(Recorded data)
■ ■ ■

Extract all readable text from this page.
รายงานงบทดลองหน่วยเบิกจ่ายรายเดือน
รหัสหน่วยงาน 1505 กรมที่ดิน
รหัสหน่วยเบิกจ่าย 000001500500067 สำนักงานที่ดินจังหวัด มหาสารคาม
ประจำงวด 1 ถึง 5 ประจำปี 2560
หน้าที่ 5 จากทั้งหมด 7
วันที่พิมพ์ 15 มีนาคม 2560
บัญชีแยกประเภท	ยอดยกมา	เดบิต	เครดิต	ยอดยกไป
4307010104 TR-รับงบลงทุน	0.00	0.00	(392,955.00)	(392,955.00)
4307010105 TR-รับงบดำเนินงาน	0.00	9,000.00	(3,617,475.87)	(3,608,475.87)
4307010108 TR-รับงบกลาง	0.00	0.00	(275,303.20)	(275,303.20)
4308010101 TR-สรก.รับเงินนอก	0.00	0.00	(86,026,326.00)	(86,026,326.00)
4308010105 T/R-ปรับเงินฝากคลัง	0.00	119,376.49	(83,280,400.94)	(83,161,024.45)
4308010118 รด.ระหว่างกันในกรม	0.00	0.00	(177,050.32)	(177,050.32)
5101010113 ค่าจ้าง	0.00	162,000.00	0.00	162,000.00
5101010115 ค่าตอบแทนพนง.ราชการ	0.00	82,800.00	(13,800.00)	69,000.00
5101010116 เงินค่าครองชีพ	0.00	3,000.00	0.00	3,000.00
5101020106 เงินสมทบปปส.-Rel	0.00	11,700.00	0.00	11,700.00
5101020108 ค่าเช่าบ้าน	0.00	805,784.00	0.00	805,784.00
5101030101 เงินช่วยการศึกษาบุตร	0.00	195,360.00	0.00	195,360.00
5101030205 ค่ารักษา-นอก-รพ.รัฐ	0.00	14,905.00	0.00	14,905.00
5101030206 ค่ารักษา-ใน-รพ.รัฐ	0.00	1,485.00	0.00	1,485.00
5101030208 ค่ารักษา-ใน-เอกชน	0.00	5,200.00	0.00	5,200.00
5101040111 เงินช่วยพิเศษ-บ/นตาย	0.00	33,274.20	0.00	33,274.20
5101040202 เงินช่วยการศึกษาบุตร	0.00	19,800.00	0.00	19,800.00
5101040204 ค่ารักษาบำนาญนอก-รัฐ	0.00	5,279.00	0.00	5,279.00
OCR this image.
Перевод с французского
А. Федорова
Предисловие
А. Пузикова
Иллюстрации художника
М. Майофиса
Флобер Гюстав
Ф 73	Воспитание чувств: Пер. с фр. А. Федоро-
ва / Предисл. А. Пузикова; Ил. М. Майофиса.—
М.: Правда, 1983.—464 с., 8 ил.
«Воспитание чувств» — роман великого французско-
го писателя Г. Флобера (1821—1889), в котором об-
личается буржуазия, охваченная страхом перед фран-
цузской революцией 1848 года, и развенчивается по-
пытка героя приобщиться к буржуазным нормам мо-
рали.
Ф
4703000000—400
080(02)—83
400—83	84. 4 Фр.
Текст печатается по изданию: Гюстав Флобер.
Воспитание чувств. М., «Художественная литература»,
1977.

■ ■ ■

:: WHAT IS BEING ASKED ::
Each line of the material must be restated exactly.

:: PROBLEM SOLUTION ::
Extract all readable text from this page.
รายงานงบทดลองหน่วยเบิกจ่ายรายเดือน
รหัสหน่วยงาน 1505 กรมที่ดิน
รหัสหน่วยเบิกจ่าย 000001500500067 สำนักงานที่ดินจังหวัด มหาสารคาม
ประจำงวด 1 ถึง 5 ประจำปี 2560
หน้าที่ 5 จากทั้งหมด 7
วันที่พิมพ์ 15 มีนาคม 2560
บัญชีแยกประเภท	ยอดยกมา	เดบิต	เครดิต	ยอดยกไป
4307010104 TR-รับงบลงทุน	0.00	0.00	(392,955.00)	(392,955.00)
4307010105 TR-รับงบดำเนินงาน	0.00	9,000.00	(3,617,475.87)	(3,608,475.87)
4307010108 TR-รับงบกลาง	0.00	0.00	(275,303.20)	(275,303.20)
4308010101 TR-สรก.รับเงินนอก	0.00	0.00	(86,026,326.00)	(86,026,326.00)
4308010105 T/R-ปรับเงินฝากคลัง	0.00	119,376.49	(83,280,400.94)	(83,161,024.45)
4308010118 รด.ระหว่างกันในกรม	0.00	0.00	(177,050.32)	(177,050.32)
5101010113 ค่าจ้าง	0.00	162,000.00	0.00	162,000.00
5101010115 ค่าตอบแทนพนง.ราชการ	0.00	82,800.00	(13,800.00)	69,000.00
5101010116 เงินค่าครองชีพ	0.00	3,000.00	0.00	3,000.00
5101020106 เงินสมทบปปส.-Rel	0.00	11,700.00	0.00	11,700.00
5101020108 ค่าเช่าบ้าน	0.00	805,784.00	0.00	805,784.00
5101030101 เงินช่วยการศึกษาบุตร	0.00	195,360.00	0.00	195,360.00
5101030205 ค่ารักษา-นอก-รพ.รัฐ	0.00	14,905.00	0.00	14,905.00
5101030206 ค่ารักษา-ใน-รพ.รัฐ	0.00	1,485.00	0.00	1,485.00
5101030208 ค่ารักษา-ใน-เอกชน	0.00	5,200.00	0.00	5,200.00
5101040111 เงินช่วยพิเศษ-บ/นตาย	0.00	33,274.20	0.00	33,274.20
5101040202 เงินช่วยการศึกษาบุตร	0.00	19,800.00	0.00	19,800.00
5101040204 ค่ารักษาบำนาญนอก-รัฐ	0.00	5,279.00	0.00	5,279.00
OCR this image.
Перевод с французского
А. Федорова
Предисловие
А. Пузикова
Иллюстрации художника
М. Майофиса
Флобер Гюстав
Ф 73	Воспитание чувств: Пер. с фр. А. Федоро-
ва / Предисл. А. Пузикова; Ил. М. Майофиса.—
М.: Правда, 1983.—464 с., 8 ил.
«Воспитание чувств» — роман великого французско-
го писателя Г. Флобера (1821—1889), в котором об-
личается буржуазия, охваченная страхом перед фран-
цузской революцией 1848 года, и развенчивается по-
пытка героя приобщиться к буржуазным нормам мо-
рали.
Ф
4703000000—400
080(02)—83
400—83	84. 4 Фр.
Текст печатается по изданию: Гюстав Флобер.
Воспитание чувств. М., «Художественная литература»,
1977.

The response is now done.